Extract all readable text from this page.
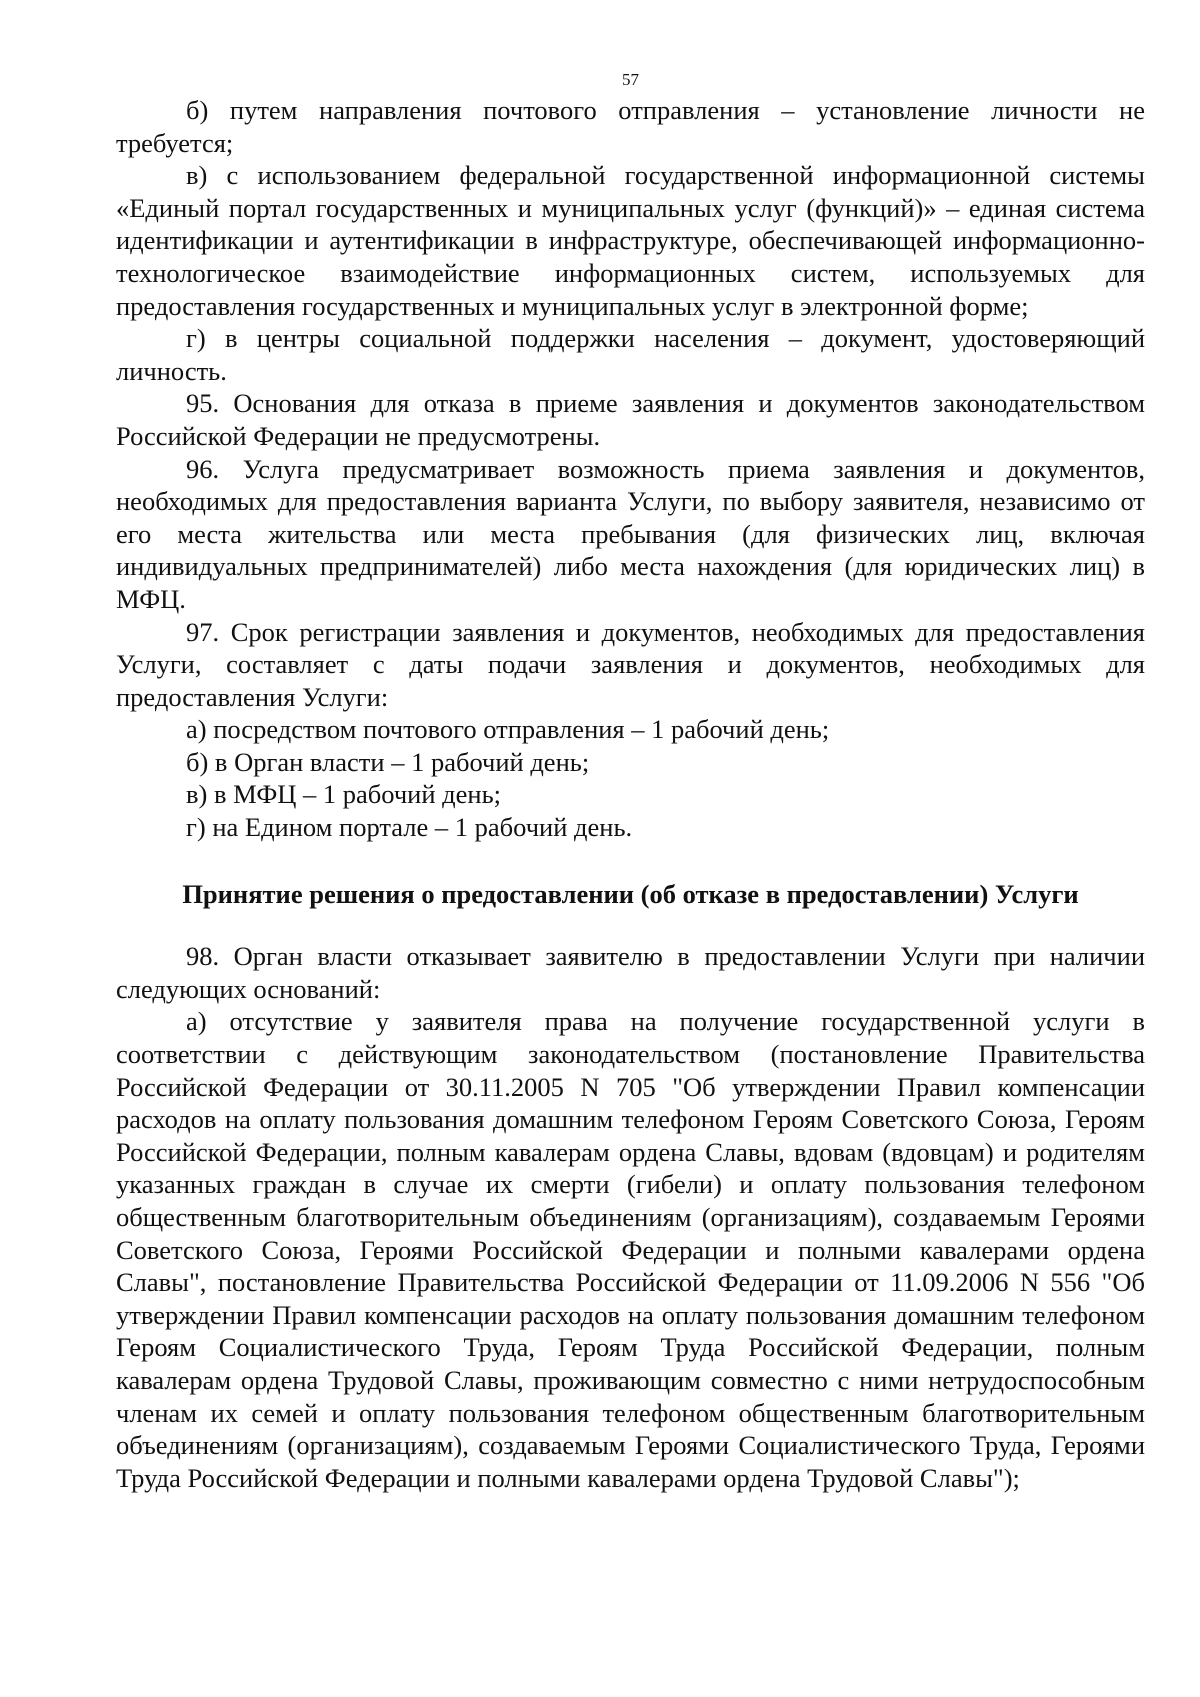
57

б) путем направления почтового отправления – установление личности не требуется;

в) с использованием федеральной государственной информационной системы «Единый портал государственных и муниципальных услуг (функций)» – единая система идентификации и аутентификации в инфраструктуре, обеспечивающей информационно-технологическое взаимодействие информационных систем, используемых для предоставления государственных и муниципальных услуг в электронной форме;

г) в центры социальной поддержки населения – документ, удостоверяющий личность.

95. Основания для отказа в приеме заявления и документов законодательством Российской Федерации не предусмотрены.

96. Услуга предусматривает возможность приема заявления и документов, необходимых для предоставления варианта Услуги, по выбору заявителя, независимо от его места жительства или места пребывания (для физических лиц, включая индивидуальных предпринимателей) либо места нахождения (для юридических лиц) в МФЦ.

97. Срок регистрации заявления и документов, необходимых для предоставления Услуги, составляет с даты подачи заявления и документов, необходимых для предоставления Услуги:

а) посредством почтового отправления – 1 рабочий день;

б) в Орган власти – 1 рабочий день;

в) в МФЦ – 1 рабочий день;

г) на Едином портале – 1 рабочий день.

Принятие решения о предоставлении (об отказе в предоставлении) Услуги

98. Орган власти отказывает заявителю в предоставлении Услуги при наличии следующих оснований:

а) отсутствие у заявителя права на получение государственной услуги в соответствии с действующим законодательством (постановление Правительства Российской Федерации от 30.11.2005 N 705 "Об утверждении Правил компенсации расходов на оплату пользования домашним телефоном Героям Советского Союза, Героям Российской Федерации, полным кавалерам ордена Славы, вдовам (вдовцам) и родителям указанных граждан в случае их смерти (гибели) и оплату пользования телефоном общественным благотворительным объединениям (организациям), создаваемым Героями Советского Союза, Героями Российской Федерации и полными кавалерами ордена Славы", постановление Правительства Российской Федерации от 11.09.2006 N 556 "Об утверждении Правил компенсации расходов на оплату пользования домашним телефоном Героям Социалистического Труда, Героям Труда Российской Федерации, полным кавалерам ордена Трудовой Славы, проживающим совместно с ними нетрудоспособным членам их семей и оплату пользования телефоном общественным благотворительным объединениям (организациям), создаваемым Героями Социалистического Труда, Героями Труда Российской Федерации и полными кавалерами ордена Трудовой Славы");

++++++++

Set task:
Transcribe all of the material exactly, leaving out whatever pictures it contains.

Expected answer:
Extract all readable text from this page.
57

б) путем направления почтового отправления – установление личности не требуется;

в) с использованием федеральной государственной информационной системы «Единый портал государственных и муниципальных услуг (функций)» – единая система идентификации и аутентификации в инфраструктуре, обеспечивающей информационно-технологическое взаимодействие информационных систем, используемых для предоставления государственных и муниципальных услуг в электронной форме;

г) в центры социальной поддержки населения – документ, удостоверяющий личность.

95. Основания для отказа в приеме заявления и документов законодательством Российской Федерации не предусмотрены.

96. Услуга предусматривает возможность приема заявления и документов, необходимых для предоставления варианта Услуги, по выбору заявителя, независимо от его места жительства или места пребывания (для физических лиц, включая индивидуальных предпринимателей) либо места нахождения (для юридических лиц) в МФЦ.

97. Срок регистрации заявления и документов, необходимых для предоставления Услуги, составляет с даты подачи заявления и документов, необходимых для предоставления Услуги:

а) посредством почтового отправления – 1 рабочий день;

б) в Орган власти – 1 рабочий день;

в) в МФЦ – 1 рабочий день;

г) на Едином портале – 1 рабочий день.

Принятие решения о предоставлении (об отказе в предоставлении) Услуги

98. Орган власти отказывает заявителю в предоставлении Услуги при наличии следующих оснований:

а) отсутствие у заявителя права на получение государственной услуги в соответствии с действующим законодательством (постановление Правительства Российской Федерации от 30.11.2005 N 705 "Об утверждении Правил компенсации расходов на оплату пользования домашним телефоном Героям Советского Союза, Героям Российской Федерации, полным кавалерам ордена Славы, вдовам (вдовцам) и родителям указанных граждан в случае их смерти (гибели) и оплату пользования телефоном общественным благотворительным объединениям (организациям), создаваемым Героями Советского Союза, Героями Российской Федерации и полными кавалерами ордена Славы", постановление Правительства Российской Федерации от 11.09.2006 N 556 "Об утверждении Правил компенсации расходов на оплату пользования домашним телефоном Героям Социалистического Труда, Героям Труда Российской Федерации, полным кавалерам ордена Трудовой Славы, проживающим совместно с ними нетрудоспособным членам их семей и оплату пользования телефоном общественным благотворительным объединениям (организациям), создаваемым Героями Социалистического Труда, Героями Труда Российской Федерации и полными кавалерами ордена Трудовой Славы");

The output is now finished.